Your task is to transcribe all the entries exactly, excluding pictures.

[START DATA ENTRIES]

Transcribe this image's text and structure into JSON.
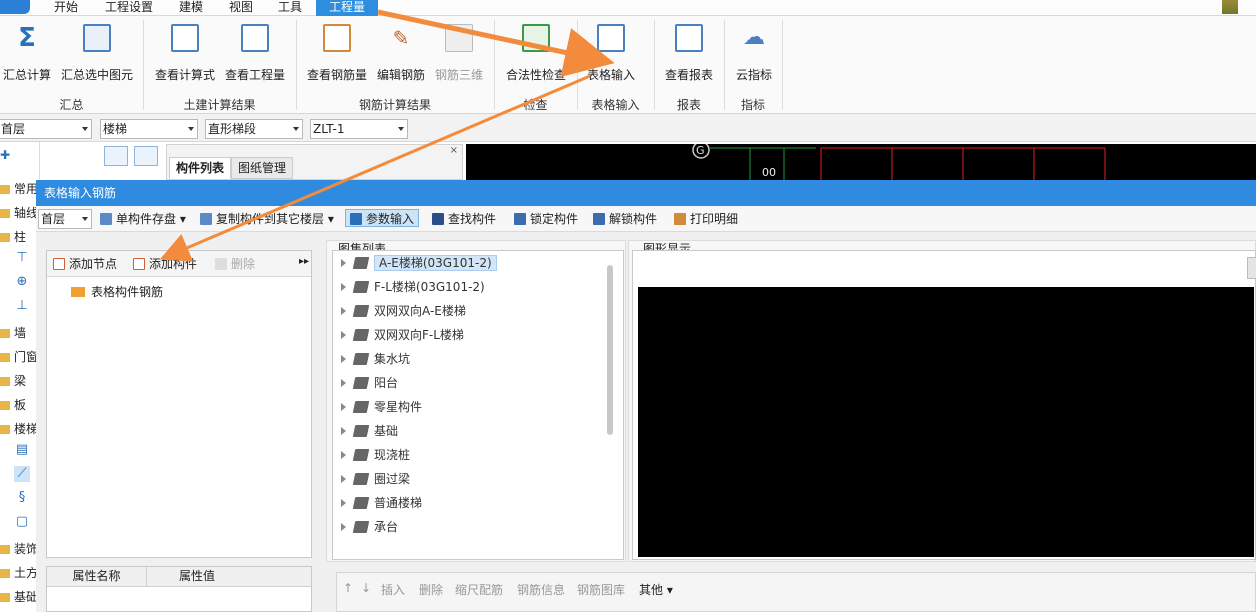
{
  "menu": [
    "开始",
    "工程设置",
    "建模",
    "视图",
    "工具",
    "工程量"
  ],
  "ribbon": {
    "groups": [
      {
        "label": "汇总",
        "buttons": [
          "汇总计算",
          "汇总选中图元"
        ]
      },
      {
        "label": "土建计算结果",
        "buttons": [
          "查看计算式",
          "查看工程量"
        ]
      },
      {
        "label": "钢筋计算结果",
        "buttons": [
          "查看钢筋量",
          "编辑钢筋",
          "钢筋三维"
        ]
      },
      {
        "label": "检查",
        "buttons": [
          "合法性检查"
        ]
      },
      {
        "label": "表格输入",
        "buttons": [
          "表格输入"
        ]
      },
      {
        "label": "报表",
        "buttons": [
          "查看报表"
        ]
      },
      {
        "label": "指标",
        "buttons": [
          "云指标"
        ]
      }
    ]
  },
  "combos": [
    "首层",
    "楼梯",
    "直形梯段",
    "ZLT-1"
  ],
  "leftnav": [
    "常用",
    "轴线",
    "柱",
    "墙",
    "门窗",
    "梁",
    "板",
    "楼梯",
    "装饰",
    "土方",
    "基础"
  ],
  "bgtabs": [
    "构件列表",
    "图纸管理"
  ],
  "dialog": {
    "title": "表格输入钢筋",
    "floor": "首层",
    "toolbar": [
      "单构件存盘",
      "复制构件到其它楼层",
      "参数输入",
      "查找构件",
      "锁定构件",
      "解锁构件",
      "打印明细"
    ],
    "tree_toolbar": [
      "添加节点",
      "添加构件",
      "删除"
    ],
    "tree_root": "表格构件钢筋",
    "prop_headers": [
      "属性名称",
      "属性值"
    ],
    "atlas_caption": "图集列表",
    "atlas": [
      "A-E楼梯(03G101-2)",
      "F-L楼梯(03G101-2)",
      "双网双向A-E楼梯",
      "双网双向F-L楼梯",
      "集水坑",
      "阳台",
      "零星构件",
      "基础",
      "现浇桩",
      "圈过梁",
      "普通楼梯",
      "承台"
    ],
    "graphic_caption": "图形显示",
    "bottom": [
      "插入",
      "删除",
      "缩尺配筋",
      "钢筋信息",
      "钢筋图库",
      "其他"
    ]
  },
  "colors": {
    "accent": "#2f8be0",
    "arrow": "#f28b3c"
  }
}
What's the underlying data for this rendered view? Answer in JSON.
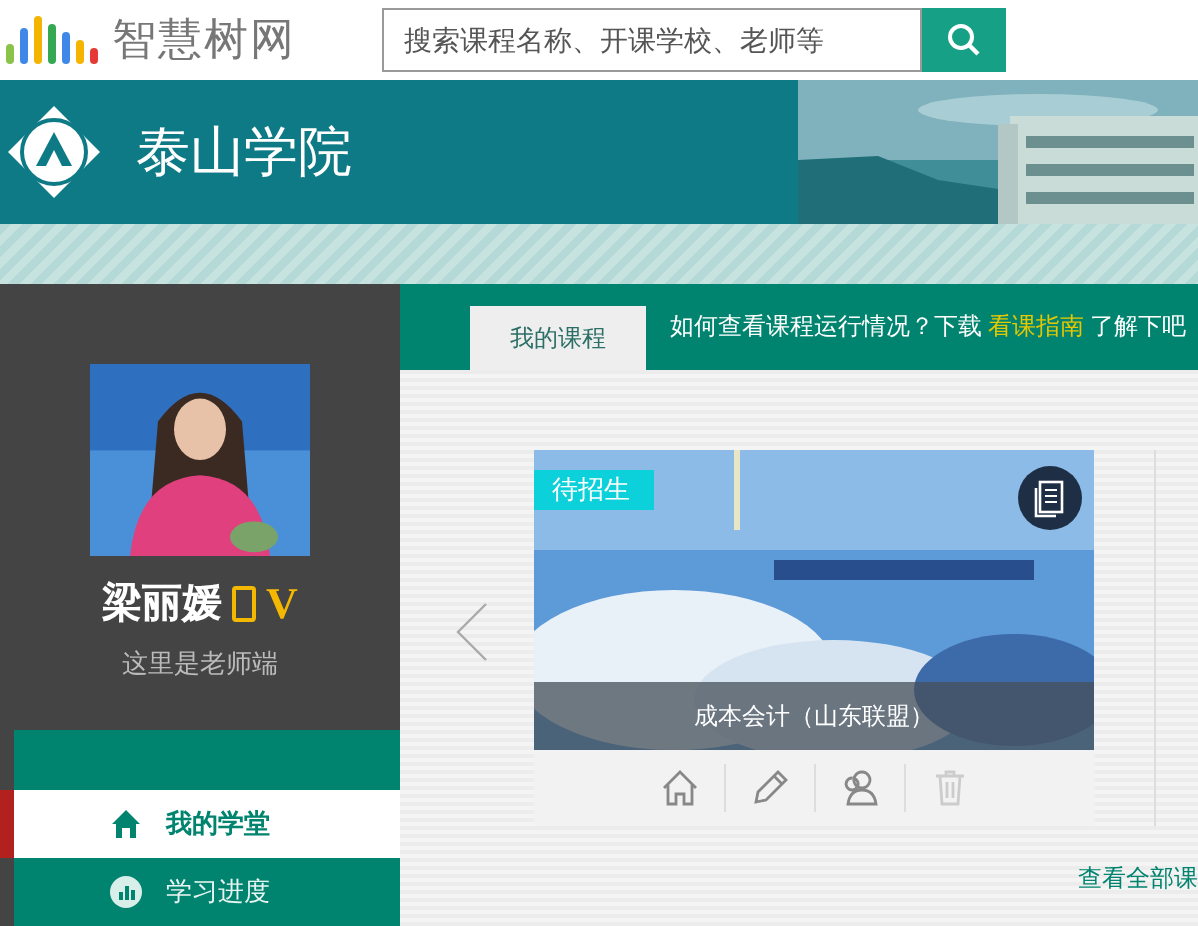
{
  "top_bar": {
    "logo_text": "智慧树网",
    "search": {
      "placeholder": "搜索课程名称、开课学校、老师等"
    }
  },
  "header": {
    "school_name": "泰山学院"
  },
  "profile": {
    "name": "梁丽媛",
    "badge": "V",
    "subtitle": "这里是老师端"
  },
  "menu": [
    {
      "label": "我的学堂",
      "kind": "home",
      "selected": true
    },
    {
      "label": "学习进度",
      "kind": "chart",
      "selected": false
    }
  ],
  "tabs": [
    {
      "label": "我的课程",
      "selected": true
    }
  ],
  "notice": {
    "before": "如何查看课程运行情况？下载",
    "link": "看课指南",
    "after": "了解下吧"
  },
  "course": {
    "status": "待招生",
    "title": "成本会计（山东联盟）",
    "actions": [
      {
        "kind": "home",
        "disabled": false
      },
      {
        "kind": "edit",
        "disabled": false
      },
      {
        "kind": "students",
        "disabled": false
      },
      {
        "kind": "delete",
        "disabled": true
      }
    ]
  },
  "view_all_link": "查看全部课"
}
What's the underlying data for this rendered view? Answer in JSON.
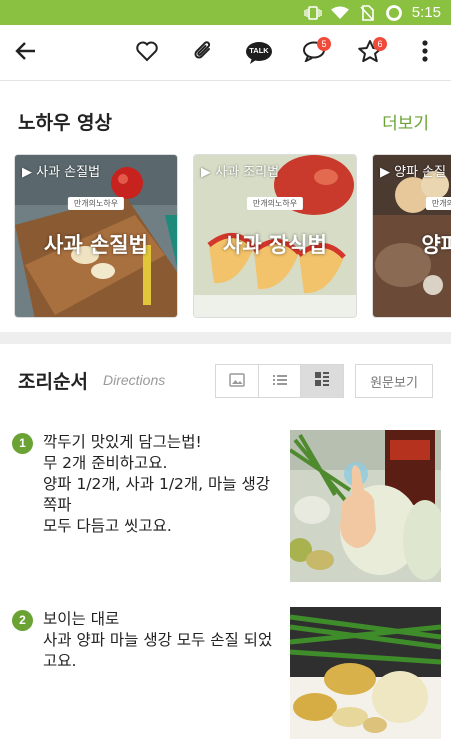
{
  "status_bar": {
    "time": "5:15"
  },
  "app_bar": {
    "comment_badge": "5",
    "star_badge": "6",
    "talk_label": "TALK"
  },
  "knowhow": {
    "title": "노하우 영상",
    "more": "더보기",
    "cards": [
      {
        "tag": "▶ 사과 손질법",
        "brand": "만개의노하우",
        "big": "사과 손질법"
      },
      {
        "tag": "▶ 사과 조리법",
        "brand": "만개의노하우",
        "big": "사과 장식법"
      },
      {
        "tag": "▶ 양파 손질",
        "brand": "만개의노하우",
        "big": "양파 손"
      }
    ]
  },
  "directions": {
    "title": "조리순서",
    "subtitle": "Directions",
    "original_button": "원문보기",
    "steps": [
      {
        "num": "1",
        "text": "깍두기 맛있게 담그는법!\n무 2개 준비하고요.\n양파 1/2개, 사과 1/2개, 마늘 생강 쪽파\n모두 다듬고 씻고요."
      },
      {
        "num": "2",
        "text": "보이는 대로\n사과 양파 마늘 생강 모두 손질 되었고요."
      }
    ]
  },
  "colors": {
    "accent": "#6aa334",
    "status_bar": "#8ac140",
    "badge": "#f04a3b"
  }
}
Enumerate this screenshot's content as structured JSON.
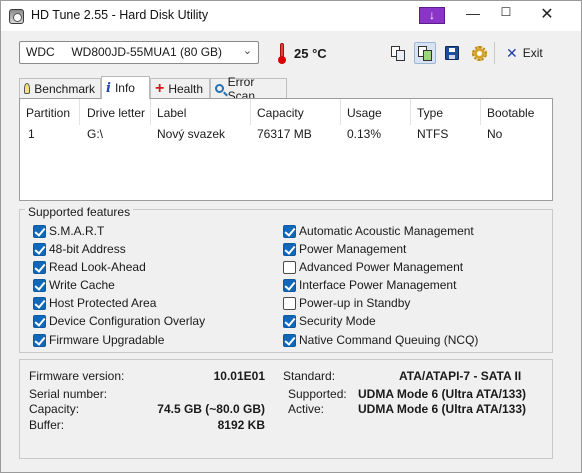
{
  "window": {
    "title": "HD Tune 2.55 - Hard Disk Utility"
  },
  "toolbar": {
    "drive_label": "WDC     WD800JD-55MUA1 (80 GB)",
    "temperature": "25 °C",
    "exit_label": "Exit",
    "icons": [
      "copy-text-icon",
      "copy-screenshot-icon",
      "save-icon",
      "options-icon"
    ]
  },
  "tabs": [
    {
      "label": "Benchmark",
      "icon": "bulb-icon"
    },
    {
      "label": "Info",
      "icon": "info-icon",
      "active": true
    },
    {
      "label": "Health",
      "icon": "health-cross-icon"
    },
    {
      "label": "Error Scan",
      "icon": "magnifier-icon"
    }
  ],
  "partitions": {
    "headers": [
      "Partition",
      "Drive letter",
      "Label",
      "Capacity",
      "Usage",
      "Type",
      "Bootable"
    ],
    "rows": [
      [
        "1",
        "G:\\",
        "Nový svazek",
        "76317 MB",
        "0.13%",
        "NTFS",
        "No"
      ]
    ]
  },
  "features": {
    "title": "Supported features",
    "left": [
      {
        "label": "S.M.A.R.T",
        "checked": true
      },
      {
        "label": "48-bit Address",
        "checked": true
      },
      {
        "label": "Read Look-Ahead",
        "checked": true
      },
      {
        "label": "Write Cache",
        "checked": true
      },
      {
        "label": "Host Protected Area",
        "checked": true
      },
      {
        "label": "Device Configuration Overlay",
        "checked": true
      },
      {
        "label": "Firmware Upgradable",
        "checked": true
      }
    ],
    "right": [
      {
        "label": "Automatic Acoustic Management",
        "checked": true
      },
      {
        "label": "Power Management",
        "checked": true
      },
      {
        "label": "Advanced Power Management",
        "checked": false
      },
      {
        "label": "Interface Power Management",
        "checked": true
      },
      {
        "label": "Power-up in Standby",
        "checked": false
      },
      {
        "label": "Security Mode",
        "checked": true
      },
      {
        "label": "Native Command Queuing (NCQ)",
        "checked": true
      }
    ]
  },
  "info": {
    "firmware_label": "Firmware version:",
    "firmware": "10.01E01",
    "serial_label": "Serial number:",
    "serial": "",
    "capacity_label": "Capacity:",
    "capacity": "74.5 GB (~80.0 GB)",
    "buffer_label": "Buffer:",
    "buffer": "8192 KB",
    "standard_label": "Standard:",
    "standard": "ATA/ATAPI-7 - SATA II",
    "supported_label": "Supported:",
    "supported": "UDMA Mode 6 (Ultra ATA/133)",
    "active_label": "Active:",
    "active": "UDMA Mode 6 (Ultra ATA/133)"
  },
  "colors": {
    "checkbox_checked": "#1167b8",
    "title_extra_button": "#8a35c8",
    "thermometer": "#d80000"
  }
}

[END DATA ENTRIES]

THE COMPLETED TASK —
Transcribe this image's text and structure into JSON.
{
  "menu": [
    "开始",
    "工程设置",
    "建模",
    "视图",
    "工具",
    "工程量"
  ],
  "ribbon": {
    "groups": [
      {
        "label": "汇总",
        "buttons": [
          "汇总计算",
          "汇总选中图元"
        ]
      },
      {
        "label": "土建计算结果",
        "buttons": [
          "查看计算式",
          "查看工程量"
        ]
      },
      {
        "label": "钢筋计算结果",
        "buttons": [
          "查看钢筋量",
          "编辑钢筋",
          "钢筋三维"
        ]
      },
      {
        "label": "检查",
        "buttons": [
          "合法性检查"
        ]
      },
      {
        "label": "表格输入",
        "buttons": [
          "表格输入"
        ]
      },
      {
        "label": "报表",
        "buttons": [
          "查看报表"
        ]
      },
      {
        "label": "指标",
        "buttons": [
          "云指标"
        ]
      }
    ]
  },
  "combos": [
    "首层",
    "楼梯",
    "直形梯段",
    "ZLT-1"
  ],
  "leftnav": [
    "常用",
    "轴线",
    "柱",
    "墙",
    "门窗",
    "梁",
    "板",
    "楼梯",
    "装饰",
    "土方",
    "基础"
  ],
  "bgtabs": [
    "构件列表",
    "图纸管理"
  ],
  "dialog": {
    "title": "表格输入钢筋",
    "floor": "首层",
    "toolbar": [
      "单构件存盘",
      "复制构件到其它楼层",
      "参数输入",
      "查找构件",
      "锁定构件",
      "解锁构件",
      "打印明细"
    ],
    "tree_toolbar": [
      "添加节点",
      "添加构件",
      "删除"
    ],
    "tree_root": "表格构件钢筋",
    "prop_headers": [
      "属性名称",
      "属性值"
    ],
    "atlas_caption": "图集列表",
    "atlas": [
      "A-E楼梯(03G101-2)",
      "F-L楼梯(03G101-2)",
      "双网双向A-E楼梯",
      "双网双向F-L楼梯",
      "集水坑",
      "阳台",
      "零星构件",
      "基础",
      "现浇桩",
      "圈过梁",
      "普通楼梯",
      "承台"
    ],
    "graphic_caption": "图形显示",
    "bottom": [
      "插入",
      "删除",
      "缩尺配筋",
      "钢筋信息",
      "钢筋图库",
      "其他"
    ]
  },
  "colors": {
    "accent": "#2f8be0",
    "arrow": "#f28b3c"
  }
}
What's the underlying data for this rendered view? Answer in JSON.
{
  "top_bar": {
    "logo_text": "智慧树网",
    "search": {
      "placeholder": "搜索课程名称、开课学校、老师等"
    }
  },
  "header": {
    "school_name": "泰山学院"
  },
  "profile": {
    "name": "梁丽媛",
    "badge": "V",
    "subtitle": "这里是老师端"
  },
  "menu": [
    {
      "label": "我的学堂",
      "kind": "home",
      "selected": true
    },
    {
      "label": "学习进度",
      "kind": "chart",
      "selected": false
    }
  ],
  "tabs": [
    {
      "label": "我的课程",
      "selected": true
    }
  ],
  "notice": {
    "before": "如何查看课程运行情况？下载",
    "link": "看课指南",
    "after": "了解下吧"
  },
  "course": {
    "status": "待招生",
    "title": "成本会计（山东联盟）",
    "actions": [
      {
        "kind": "home",
        "disabled": false
      },
      {
        "kind": "edit",
        "disabled": false
      },
      {
        "kind": "students",
        "disabled": false
      },
      {
        "kind": "delete",
        "disabled": true
      }
    ]
  },
  "view_all_link": "查看全部课"
}
What's the underlying data for this rendered view? Answer in JSON.
{
  "status_bar": {
    "time": "5:15"
  },
  "app_bar": {
    "comment_badge": "5",
    "star_badge": "6",
    "talk_label": "TALK"
  },
  "knowhow": {
    "title": "노하우 영상",
    "more": "더보기",
    "cards": [
      {
        "tag": "▶ 사과 손질법",
        "brand": "만개의노하우",
        "big": "사과 손질법"
      },
      {
        "tag": "▶ 사과 조리법",
        "brand": "만개의노하우",
        "big": "사과 장식법"
      },
      {
        "tag": "▶ 양파 손질",
        "brand": "만개의노하우",
        "big": "양파 손"
      }
    ]
  },
  "directions": {
    "title": "조리순서",
    "subtitle": "Directions",
    "original_button": "원문보기",
    "steps": [
      {
        "num": "1",
        "text": "깍두기 맛있게 담그는법!\n무 2개 준비하고요.\n양파 1/2개, 사과 1/2개, 마늘 생강 쪽파\n모두 다듬고 씻고요."
      },
      {
        "num": "2",
        "text": "보이는 대로\n사과 양파 마늘 생강 모두 손질 되었고요."
      }
    ]
  },
  "colors": {
    "accent": "#6aa334",
    "status_bar": "#8ac140",
    "badge": "#f04a3b"
  }
}
Enumerate this screenshot's content as structured JSON.
{
  "window": {
    "title": "HD Tune 2.55 - Hard Disk Utility"
  },
  "toolbar": {
    "drive_label": "WDC     WD800JD-55MUA1 (80 GB)",
    "temperature": "25 °C",
    "exit_label": "Exit",
    "icons": [
      "copy-text-icon",
      "copy-screenshot-icon",
      "save-icon",
      "options-icon"
    ]
  },
  "tabs": [
    {
      "label": "Benchmark",
      "icon": "bulb-icon"
    },
    {
      "label": "Info",
      "icon": "info-icon",
      "active": true
    },
    {
      "label": "Health",
      "icon": "health-cross-icon"
    },
    {
      "label": "Error Scan",
      "icon": "magnifier-icon"
    }
  ],
  "partitions": {
    "headers": [
      "Partition",
      "Drive letter",
      "Label",
      "Capacity",
      "Usage",
      "Type",
      "Bootable"
    ],
    "rows": [
      [
        "1",
        "G:\\",
        "Nový svazek",
        "76317 MB",
        "0.13%",
        "NTFS",
        "No"
      ]
    ]
  },
  "features": {
    "title": "Supported features",
    "left": [
      {
        "label": "S.M.A.R.T",
        "checked": true
      },
      {
        "label": "48-bit Address",
        "checked": true
      },
      {
        "label": "Read Look-Ahead",
        "checked": true
      },
      {
        "label": "Write Cache",
        "checked": true
      },
      {
        "label": "Host Protected Area",
        "checked": true
      },
      {
        "label": "Device Configuration Overlay",
        "checked": true
      },
      {
        "label": "Firmware Upgradable",
        "checked": true
      }
    ],
    "right": [
      {
        "label": "Automatic Acoustic Management",
        "checked": true
      },
      {
        "label": "Power Management",
        "checked": true
      },
      {
        "label": "Advanced Power Management",
        "checked": false
      },
      {
        "label": "Interface Power Management",
        "checked": true
      },
      {
        "label": "Power-up in Standby",
        "checked": false
      },
      {
        "label": "Security Mode",
        "checked": true
      },
      {
        "label": "Native Command Queuing (NCQ)",
        "checked": true
      }
    ]
  },
  "info": {
    "firmware_label": "Firmware version:",
    "firmware": "10.01E01",
    "serial_label": "Serial number:",
    "serial": "",
    "capacity_label": "Capacity:",
    "capacity": "74.5 GB (~80.0 GB)",
    "buffer_label": "Buffer:",
    "buffer": "8192 KB",
    "standard_label": "Standard:",
    "standard": "ATA/ATAPI-7 - SATA II",
    "supported_label": "Supported:",
    "supported": "UDMA Mode 6 (Ultra ATA/133)",
    "active_label": "Active:",
    "active": "UDMA Mode 6 (Ultra ATA/133)"
  },
  "colors": {
    "checkbox_checked": "#1167b8",
    "title_extra_button": "#8a35c8",
    "thermometer": "#d80000"
  }
}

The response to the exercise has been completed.